Excerpts from a figure dataset:
— start —
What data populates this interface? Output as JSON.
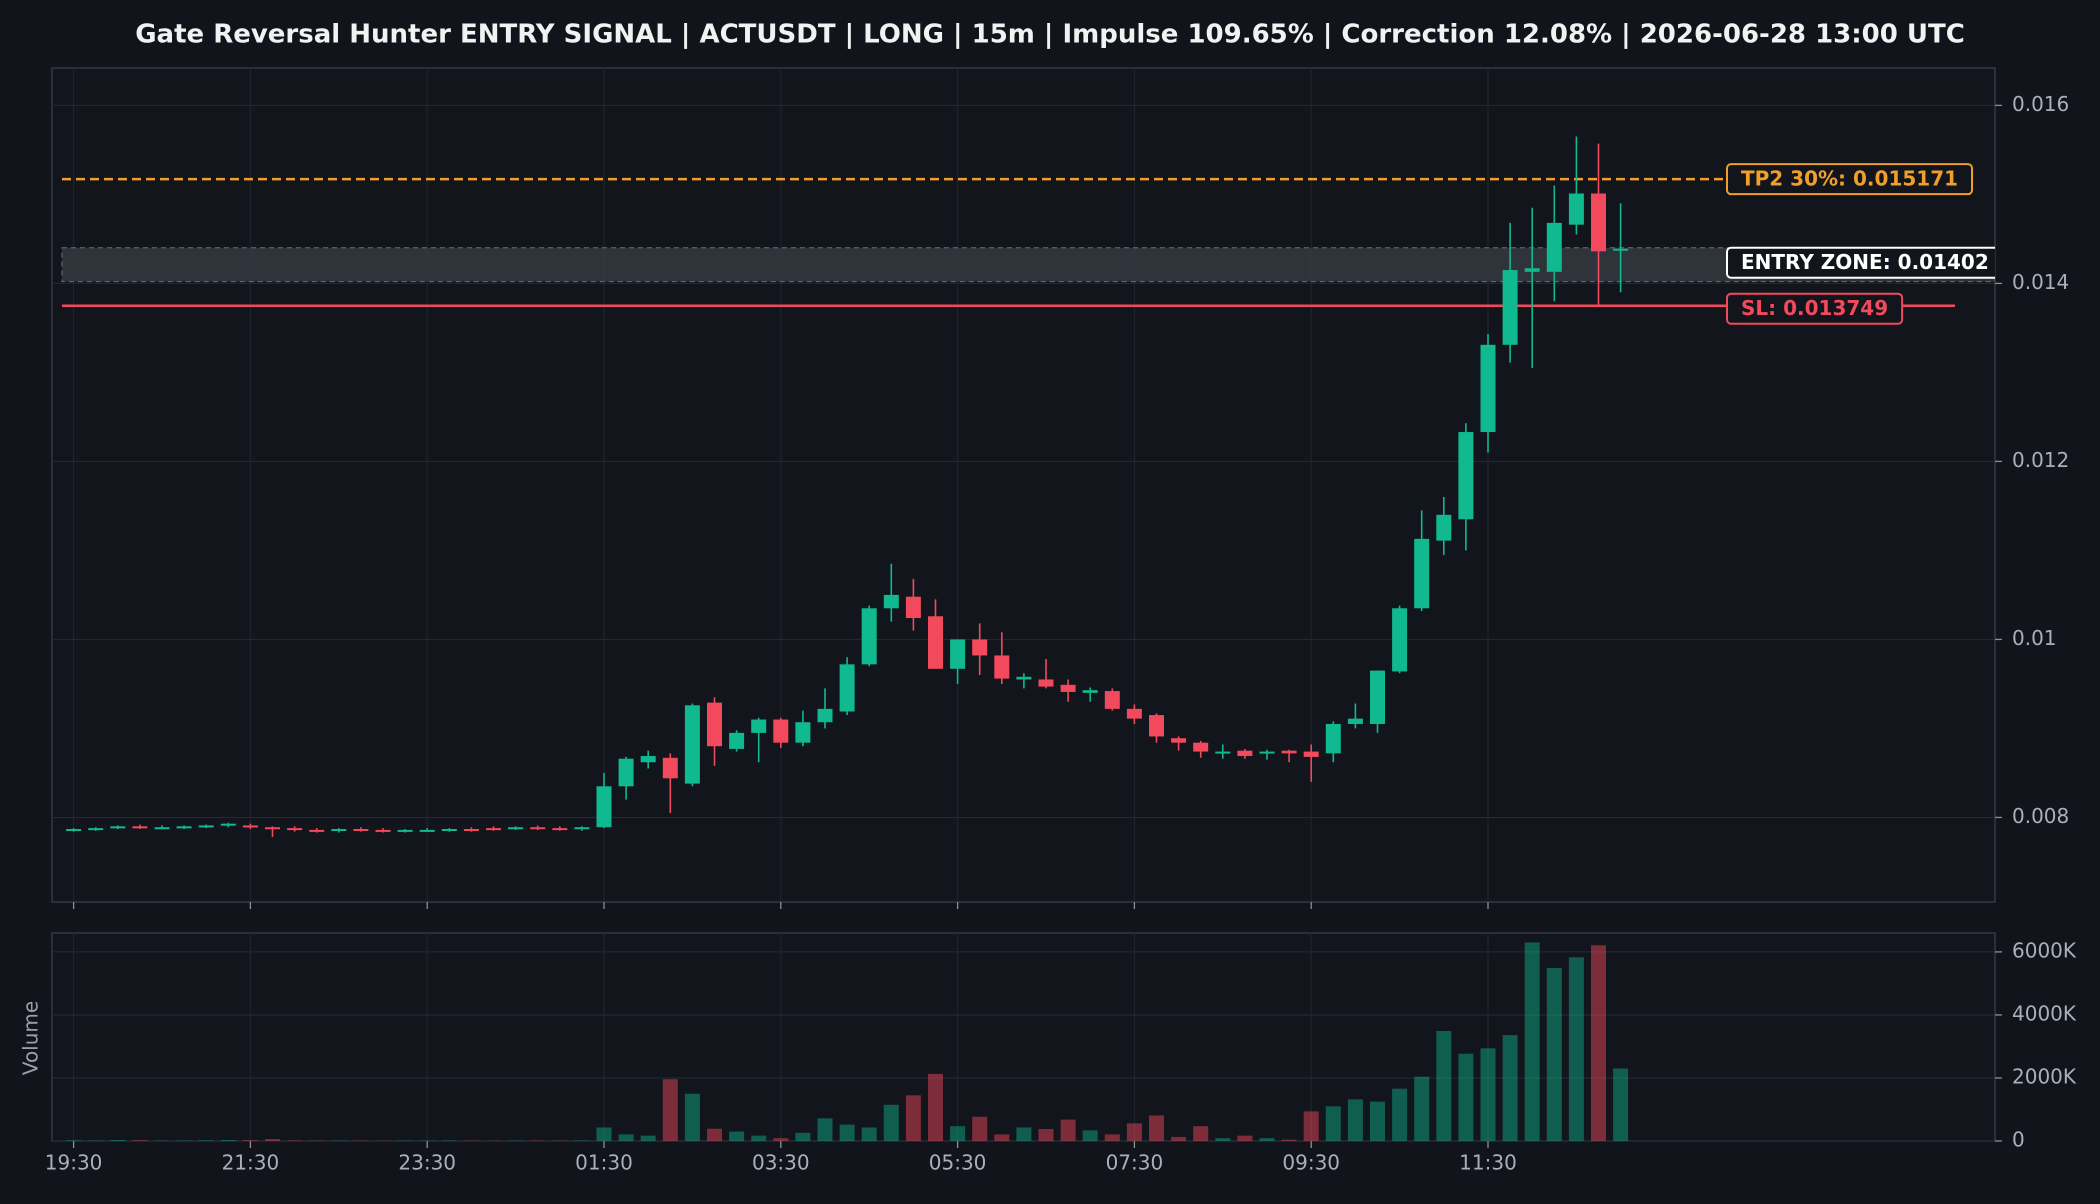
{
  "chart_data": {
    "type": "candlestick",
    "title": "Gate Reversal Hunter ENTRY SIGNAL | ACTUSDT | LONG | 15m | Impulse 109.65% | Correction 12.08% | 2026-06-28 13:00 UTC",
    "categories": [
      "19:30",
      null,
      null,
      null,
      null,
      null,
      null,
      null,
      "21:30",
      null,
      null,
      null,
      null,
      null,
      null,
      null,
      "23:30",
      null,
      null,
      null,
      null,
      null,
      null,
      null,
      "01:30",
      null,
      null,
      null,
      null,
      null,
      null,
      null,
      "03:30",
      null,
      null,
      null,
      null,
      null,
      null,
      null,
      "05:30",
      null,
      null,
      null,
      null,
      null,
      null,
      null,
      "07:30",
      null,
      null,
      null,
      null,
      null,
      null,
      null,
      "09:30",
      null,
      null,
      null,
      null,
      null,
      null,
      null,
      "11:30",
      null,
      null,
      null,
      null,
      null,
      null
    ],
    "open": [
      0.00786,
      0.00787,
      0.00789,
      0.0079,
      0.00789,
      0.00789,
      0.0079,
      0.00791,
      0.00791,
      0.00789,
      0.00788,
      0.00786,
      0.00785,
      0.00787,
      0.00786,
      0.00785,
      0.00786,
      0.00786,
      0.00787,
      0.00788,
      0.00788,
      0.00789,
      0.00788,
      0.00787,
      0.00789,
      0.00835,
      0.00862,
      0.00867,
      0.00838,
      0.00929,
      0.00877,
      0.00895,
      0.0091,
      0.00884,
      0.00907,
      0.00919,
      0.00972,
      0.01035,
      0.01048,
      0.01026,
      0.00967,
      0.01,
      0.00982,
      0.00955,
      0.00955,
      0.00949,
      0.0094,
      0.00942,
      0.00922,
      0.00915,
      0.00889,
      0.00884,
      0.00872,
      0.00875,
      0.00873,
      0.00875,
      0.00874,
      0.00872,
      0.00905,
      0.00905,
      0.00964,
      0.01035,
      0.01111,
      0.01135,
      0.01233,
      0.01331,
      0.01413,
      0.01413,
      0.01466,
      0.01501,
      0.01437
    ],
    "high": [
      0.00788,
      0.00789,
      0.00791,
      0.00792,
      0.00791,
      0.00791,
      0.00792,
      0.00794,
      0.00793,
      0.0079,
      0.0079,
      0.00788,
      0.00788,
      0.00789,
      0.00788,
      0.00787,
      0.00788,
      0.00788,
      0.00789,
      0.0079,
      0.0079,
      0.00791,
      0.0079,
      0.0079,
      0.0085,
      0.00868,
      0.00875,
      0.00872,
      0.00928,
      0.00935,
      0.00898,
      0.00912,
      0.00912,
      0.0092,
      0.00945,
      0.0098,
      0.01038,
      0.01085,
      0.01068,
      0.01045,
      0.01,
      0.01018,
      0.01008,
      0.00962,
      0.00978,
      0.00955,
      0.00946,
      0.00945,
      0.00927,
      0.00917,
      0.00891,
      0.00886,
      0.00882,
      0.00877,
      0.00876,
      0.00876,
      0.00882,
      0.00908,
      0.00928,
      0.00965,
      0.01038,
      0.01145,
      0.0116,
      0.01243,
      0.01343,
      0.01468,
      0.01485,
      0.0151,
      0.01565,
      0.01557,
      0.0149
    ],
    "low": [
      0.00784,
      0.00785,
      0.00787,
      0.00787,
      0.00787,
      0.00787,
      0.00788,
      0.00789,
      0.00787,
      0.00778,
      0.00784,
      0.00783,
      0.00783,
      0.00784,
      0.00783,
      0.00783,
      0.00784,
      0.00784,
      0.00784,
      0.00785,
      0.00786,
      0.00786,
      0.00785,
      0.00785,
      0.00788,
      0.0082,
      0.00855,
      0.00805,
      0.00835,
      0.00858,
      0.00874,
      0.00862,
      0.00878,
      0.0088,
      0.009,
      0.00915,
      0.0097,
      0.0102,
      0.0101,
      0.00967,
      0.0095,
      0.0096,
      0.0095,
      0.00945,
      0.00945,
      0.0093,
      0.0093,
      0.0092,
      0.00905,
      0.00884,
      0.00875,
      0.00867,
      0.00866,
      0.00866,
      0.00865,
      0.00862,
      0.0084,
      0.00862,
      0.009,
      0.00895,
      0.00962,
      0.01032,
      0.01095,
      0.011,
      0.0121,
      0.01311,
      0.01305,
      0.0138,
      0.01455,
      0.01375,
      0.0139
    ],
    "close": [
      0.00787,
      0.00788,
      0.0079,
      0.00789,
      0.00789,
      0.0079,
      0.00791,
      0.00793,
      0.00789,
      0.00787,
      0.00786,
      0.00785,
      0.00787,
      0.00786,
      0.00785,
      0.00786,
      0.00786,
      0.00787,
      0.00786,
      0.00787,
      0.00789,
      0.00788,
      0.00787,
      0.00789,
      0.00835,
      0.00866,
      0.00869,
      0.00844,
      0.00926,
      0.0088,
      0.00895,
      0.0091,
      0.00884,
      0.00907,
      0.00922,
      0.00972,
      0.01035,
      0.0105,
      0.01024,
      0.00967,
      0.01,
      0.00982,
      0.00956,
      0.00958,
      0.00947,
      0.00941,
      0.00943,
      0.00922,
      0.00911,
      0.00891,
      0.00884,
      0.00874,
      0.00874,
      0.00869,
      0.00874,
      0.00872,
      0.00868,
      0.00905,
      0.00911,
      0.00965,
      0.01035,
      0.01113,
      0.0114,
      0.01233,
      0.01331,
      0.01415,
      0.01417,
      0.01468,
      0.01501,
      0.01436,
      0.01439
    ],
    "up_color": "#10b98f",
    "down_color": "#f2495c",
    "ylim": [
      0.00705,
      0.01642
    ],
    "yticks": [
      0.008,
      0.01,
      0.012,
      0.014,
      0.016
    ],
    "grid": true,
    "levels": [
      {
        "name": "TP2 30%: 0.015171",
        "value": 0.015171,
        "color": "#f0a02a",
        "style": "dashed"
      },
      {
        "name": "SL: 0.013749",
        "value": 0.013749,
        "color": "#f2495c",
        "style": "solid"
      }
    ],
    "entry_zone": {
      "name": "ENTRY ZONE: 0.01402",
      "low": 0.01402,
      "high": 0.0144,
      "color": "#ffffff"
    },
    "volume": {
      "ylabel": "Volume",
      "values": [
        20,
        15,
        30,
        25,
        10,
        15,
        20,
        30,
        25,
        60,
        15,
        10,
        12,
        10,
        8,
        10,
        12,
        15,
        10,
        8,
        10,
        12,
        10,
        15,
        430,
        210,
        170,
        1960,
        1500,
        390,
        300,
        170,
        90,
        260,
        720,
        520,
        430,
        1150,
        1450,
        2130,
        470,
        770,
        210,
        430,
        380,
        680,
        340,
        210,
        560,
        810,
        130,
        470,
        90,
        170,
        90,
        40,
        940,
        1100,
        1320,
        1250,
        1660,
        2040,
        3490,
        2770,
        2940,
        3360,
        6300,
        5490,
        5830,
        6210,
        2300
      ],
      "ylim": [
        0,
        6600
      ],
      "yticks": [
        0,
        {
          "value": 2000,
          "label": "2000K"
        },
        {
          "value": 4000,
          "label": "4000K"
        },
        {
          "value": 6000,
          "label": "6000K"
        }
      ]
    }
  }
}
— end —
The pictures should not be reproduced; quote all of the other material exactly.

» Response to the task:
What data populates this interface? Output as JSON.
{
  "chart_data": {
    "type": "candlestick",
    "title": "Gate Reversal Hunter ENTRY SIGNAL | ACTUSDT | LONG | 15m | Impulse 109.65% | Correction 12.08% | 2026-06-28 13:00 UTC",
    "categories": [
      "19:30",
      null,
      null,
      null,
      null,
      null,
      null,
      null,
      "21:30",
      null,
      null,
      null,
      null,
      null,
      null,
      null,
      "23:30",
      null,
      null,
      null,
      null,
      null,
      null,
      null,
      "01:30",
      null,
      null,
      null,
      null,
      null,
      null,
      null,
      "03:30",
      null,
      null,
      null,
      null,
      null,
      null,
      null,
      "05:30",
      null,
      null,
      null,
      null,
      null,
      null,
      null,
      "07:30",
      null,
      null,
      null,
      null,
      null,
      null,
      null,
      "09:30",
      null,
      null,
      null,
      null,
      null,
      null,
      null,
      "11:30",
      null,
      null,
      null,
      null,
      null,
      null
    ],
    "open": [
      0.00786,
      0.00787,
      0.00789,
      0.0079,
      0.00789,
      0.00789,
      0.0079,
      0.00791,
      0.00791,
      0.00789,
      0.00788,
      0.00786,
      0.00785,
      0.00787,
      0.00786,
      0.00785,
      0.00786,
      0.00786,
      0.00787,
      0.00788,
      0.00788,
      0.00789,
      0.00788,
      0.00787,
      0.00789,
      0.00835,
      0.00862,
      0.00867,
      0.00838,
      0.00929,
      0.00877,
      0.00895,
      0.0091,
      0.00884,
      0.00907,
      0.00919,
      0.00972,
      0.01035,
      0.01048,
      0.01026,
      0.00967,
      0.01,
      0.00982,
      0.00955,
      0.00955,
      0.00949,
      0.0094,
      0.00942,
      0.00922,
      0.00915,
      0.00889,
      0.00884,
      0.00872,
      0.00875,
      0.00873,
      0.00875,
      0.00874,
      0.00872,
      0.00905,
      0.00905,
      0.00964,
      0.01035,
      0.01111,
      0.01135,
      0.01233,
      0.01331,
      0.01413,
      0.01413,
      0.01466,
      0.01501,
      0.01437
    ],
    "high": [
      0.00788,
      0.00789,
      0.00791,
      0.00792,
      0.00791,
      0.00791,
      0.00792,
      0.00794,
      0.00793,
      0.0079,
      0.0079,
      0.00788,
      0.00788,
      0.00789,
      0.00788,
      0.00787,
      0.00788,
      0.00788,
      0.00789,
      0.0079,
      0.0079,
      0.00791,
      0.0079,
      0.0079,
      0.0085,
      0.00868,
      0.00875,
      0.00872,
      0.00928,
      0.00935,
      0.00898,
      0.00912,
      0.00912,
      0.0092,
      0.00945,
      0.0098,
      0.01038,
      0.01085,
      0.01068,
      0.01045,
      0.01,
      0.01018,
      0.01008,
      0.00962,
      0.00978,
      0.00955,
      0.00946,
      0.00945,
      0.00927,
      0.00917,
      0.00891,
      0.00886,
      0.00882,
      0.00877,
      0.00876,
      0.00876,
      0.00882,
      0.00908,
      0.00928,
      0.00965,
      0.01038,
      0.01145,
      0.0116,
      0.01243,
      0.01343,
      0.01468,
      0.01485,
      0.0151,
      0.01565,
      0.01557,
      0.0149
    ],
    "low": [
      0.00784,
      0.00785,
      0.00787,
      0.00787,
      0.00787,
      0.00787,
      0.00788,
      0.00789,
      0.00787,
      0.00778,
      0.00784,
      0.00783,
      0.00783,
      0.00784,
      0.00783,
      0.00783,
      0.00784,
      0.00784,
      0.00784,
      0.00785,
      0.00786,
      0.00786,
      0.00785,
      0.00785,
      0.00788,
      0.0082,
      0.00855,
      0.00805,
      0.00835,
      0.00858,
      0.00874,
      0.00862,
      0.00878,
      0.0088,
      0.009,
      0.00915,
      0.0097,
      0.0102,
      0.0101,
      0.00967,
      0.0095,
      0.0096,
      0.0095,
      0.00945,
      0.00945,
      0.0093,
      0.0093,
      0.0092,
      0.00905,
      0.00884,
      0.00875,
      0.00867,
      0.00866,
      0.00866,
      0.00865,
      0.00862,
      0.0084,
      0.00862,
      0.009,
      0.00895,
      0.00962,
      0.01032,
      0.01095,
      0.011,
      0.0121,
      0.01311,
      0.01305,
      0.0138,
      0.01455,
      0.01375,
      0.0139
    ],
    "close": [
      0.00787,
      0.00788,
      0.0079,
      0.00789,
      0.00789,
      0.0079,
      0.00791,
      0.00793,
      0.00789,
      0.00787,
      0.00786,
      0.00785,
      0.00787,
      0.00786,
      0.00785,
      0.00786,
      0.00786,
      0.00787,
      0.00786,
      0.00787,
      0.00789,
      0.00788,
      0.00787,
      0.00789,
      0.00835,
      0.00866,
      0.00869,
      0.00844,
      0.00926,
      0.0088,
      0.00895,
      0.0091,
      0.00884,
      0.00907,
      0.00922,
      0.00972,
      0.01035,
      0.0105,
      0.01024,
      0.00967,
      0.01,
      0.00982,
      0.00956,
      0.00958,
      0.00947,
      0.00941,
      0.00943,
      0.00922,
      0.00911,
      0.00891,
      0.00884,
      0.00874,
      0.00874,
      0.00869,
      0.00874,
      0.00872,
      0.00868,
      0.00905,
      0.00911,
      0.00965,
      0.01035,
      0.01113,
      0.0114,
      0.01233,
      0.01331,
      0.01415,
      0.01417,
      0.01468,
      0.01501,
      0.01436,
      0.01439
    ],
    "up_color": "#10b98f",
    "down_color": "#f2495c",
    "ylim": [
      0.00705,
      0.01642
    ],
    "yticks": [
      0.008,
      0.01,
      0.012,
      0.014,
      0.016
    ],
    "grid": true,
    "levels": [
      {
        "name": "TP2 30%: 0.015171",
        "value": 0.015171,
        "color": "#f0a02a",
        "style": "dashed"
      },
      {
        "name": "SL: 0.013749",
        "value": 0.013749,
        "color": "#f2495c",
        "style": "solid"
      }
    ],
    "entry_zone": {
      "name": "ENTRY ZONE: 0.01402",
      "low": 0.01402,
      "high": 0.0144,
      "color": "#ffffff"
    },
    "volume": {
      "ylabel": "Volume",
      "values": [
        20,
        15,
        30,
        25,
        10,
        15,
        20,
        30,
        25,
        60,
        15,
        10,
        12,
        10,
        8,
        10,
        12,
        15,
        10,
        8,
        10,
        12,
        10,
        15,
        430,
        210,
        170,
        1960,
        1500,
        390,
        300,
        170,
        90,
        260,
        720,
        520,
        430,
        1150,
        1450,
        2130,
        470,
        770,
        210,
        430,
        380,
        680,
        340,
        210,
        560,
        810,
        130,
        470,
        90,
        170,
        90,
        40,
        940,
        1100,
        1320,
        1250,
        1660,
        2040,
        3490,
        2770,
        2940,
        3360,
        6300,
        5490,
        5830,
        6210,
        2300
      ],
      "ylim": [
        0,
        6600
      ],
      "yticks": [
        0,
        {
          "value": 2000,
          "label": "2000K"
        },
        {
          "value": 4000,
          "label": "4000K"
        },
        {
          "value": 6000,
          "label": "6000K"
        }
      ]
    }
  }
}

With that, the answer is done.